**Directions:** Please copy, without changes, everything in the records below from the line containing "Patent image size: (957, 297)." down to the line containing "The peak portion 112 is at (357, 88).", including both of those lines.

**Input for this task:**
·····
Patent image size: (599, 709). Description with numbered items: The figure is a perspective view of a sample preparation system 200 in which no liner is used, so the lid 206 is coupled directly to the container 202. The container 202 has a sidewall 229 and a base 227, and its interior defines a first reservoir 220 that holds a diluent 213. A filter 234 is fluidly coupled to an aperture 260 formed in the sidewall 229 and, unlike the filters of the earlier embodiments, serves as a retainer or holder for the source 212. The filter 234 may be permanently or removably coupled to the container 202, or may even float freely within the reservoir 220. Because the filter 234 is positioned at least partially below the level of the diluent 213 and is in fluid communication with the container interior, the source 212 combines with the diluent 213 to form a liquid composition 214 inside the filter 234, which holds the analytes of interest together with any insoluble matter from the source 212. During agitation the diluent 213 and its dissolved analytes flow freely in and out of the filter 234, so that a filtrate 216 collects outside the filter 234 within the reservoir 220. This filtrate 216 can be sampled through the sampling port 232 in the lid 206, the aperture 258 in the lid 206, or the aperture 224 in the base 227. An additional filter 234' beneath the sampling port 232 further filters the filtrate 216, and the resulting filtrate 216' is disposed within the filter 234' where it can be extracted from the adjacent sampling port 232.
·····
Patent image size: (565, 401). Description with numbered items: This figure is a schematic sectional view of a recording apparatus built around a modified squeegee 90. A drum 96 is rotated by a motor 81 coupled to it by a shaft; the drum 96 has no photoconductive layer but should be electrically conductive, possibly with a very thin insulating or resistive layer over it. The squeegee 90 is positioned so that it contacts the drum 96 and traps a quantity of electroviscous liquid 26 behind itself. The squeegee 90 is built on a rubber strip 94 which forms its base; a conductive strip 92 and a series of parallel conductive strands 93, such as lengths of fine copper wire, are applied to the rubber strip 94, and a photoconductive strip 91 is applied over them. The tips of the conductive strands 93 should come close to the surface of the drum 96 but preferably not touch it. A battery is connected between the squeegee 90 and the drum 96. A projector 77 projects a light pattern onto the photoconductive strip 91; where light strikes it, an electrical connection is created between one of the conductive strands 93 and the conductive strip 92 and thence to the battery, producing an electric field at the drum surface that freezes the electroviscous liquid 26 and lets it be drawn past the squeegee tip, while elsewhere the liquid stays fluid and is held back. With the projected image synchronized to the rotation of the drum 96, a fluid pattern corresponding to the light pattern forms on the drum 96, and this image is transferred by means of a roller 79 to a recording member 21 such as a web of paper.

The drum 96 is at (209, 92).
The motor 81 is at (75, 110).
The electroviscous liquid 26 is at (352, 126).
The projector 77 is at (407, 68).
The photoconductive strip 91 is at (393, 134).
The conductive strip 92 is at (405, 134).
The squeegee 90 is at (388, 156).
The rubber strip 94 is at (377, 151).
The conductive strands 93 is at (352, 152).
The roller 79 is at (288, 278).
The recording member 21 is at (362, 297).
·····
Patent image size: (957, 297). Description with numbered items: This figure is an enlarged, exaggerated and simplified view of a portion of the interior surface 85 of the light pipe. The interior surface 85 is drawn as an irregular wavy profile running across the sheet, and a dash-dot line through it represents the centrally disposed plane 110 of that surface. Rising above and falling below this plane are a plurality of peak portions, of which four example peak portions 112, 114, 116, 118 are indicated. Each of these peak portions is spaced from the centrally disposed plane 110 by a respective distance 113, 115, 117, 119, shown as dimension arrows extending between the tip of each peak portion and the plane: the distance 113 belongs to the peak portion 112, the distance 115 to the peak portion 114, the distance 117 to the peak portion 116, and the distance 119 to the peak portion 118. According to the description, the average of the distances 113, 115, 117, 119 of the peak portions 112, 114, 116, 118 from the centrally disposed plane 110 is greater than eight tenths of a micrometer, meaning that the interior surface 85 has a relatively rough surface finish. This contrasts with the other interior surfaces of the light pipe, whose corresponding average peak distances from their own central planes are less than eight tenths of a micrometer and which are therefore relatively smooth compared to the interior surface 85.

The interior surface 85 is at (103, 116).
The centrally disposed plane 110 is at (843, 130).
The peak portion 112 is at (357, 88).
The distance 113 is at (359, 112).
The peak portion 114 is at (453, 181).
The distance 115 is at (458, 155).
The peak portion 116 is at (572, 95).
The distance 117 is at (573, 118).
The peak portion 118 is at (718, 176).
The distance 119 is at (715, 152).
·····
**Task answer:**
Patent image size: (957, 297). Description with numbered items: This figure is an enlarged, exaggerated and simplified view of a portion of the interior surface 85 of the light pipe. The interior surface 85 is drawn as an irregular wavy profile running across the sheet, and a dash-dot line through it represents the centrally disposed plane 110 of that surface. Rising above and falling below this plane are a plurality of peak portions, of which four example peak portions 112, 114, 116, 118 are indicated. Each of these peak portions is spaced from the centrally disposed plane 110 by a respective distance 113, 115, 117, 119, shown as dimension arrows extending between the tip of each peak portion and the plane: the distance 113 belongs to the peak portion 112, the distance 115 to the peak portion 114, the distance 117 to the peak portion 116, and the distance 119 to the peak portion 118. According to the description, the average of the distances 113, 115, 117, 119 of the peak portions 112, 114, 116, 118 from the centrally disposed plane 110 is greater than eight tenths of a micrometer, meaning that the interior surface 85 has a relatively rough surface finish. This contrasts with the other interior surfaces of the light pipe, whose corresponding average peak distances from their own central planes are less than eight tenths of a micrometer and which are therefore relatively smooth compared to the interior surface 85.

The interior surface 85 is at (103, 116).
The centrally disposed plane 110 is at (843, 130).
The peak portion 112 is at (357, 88).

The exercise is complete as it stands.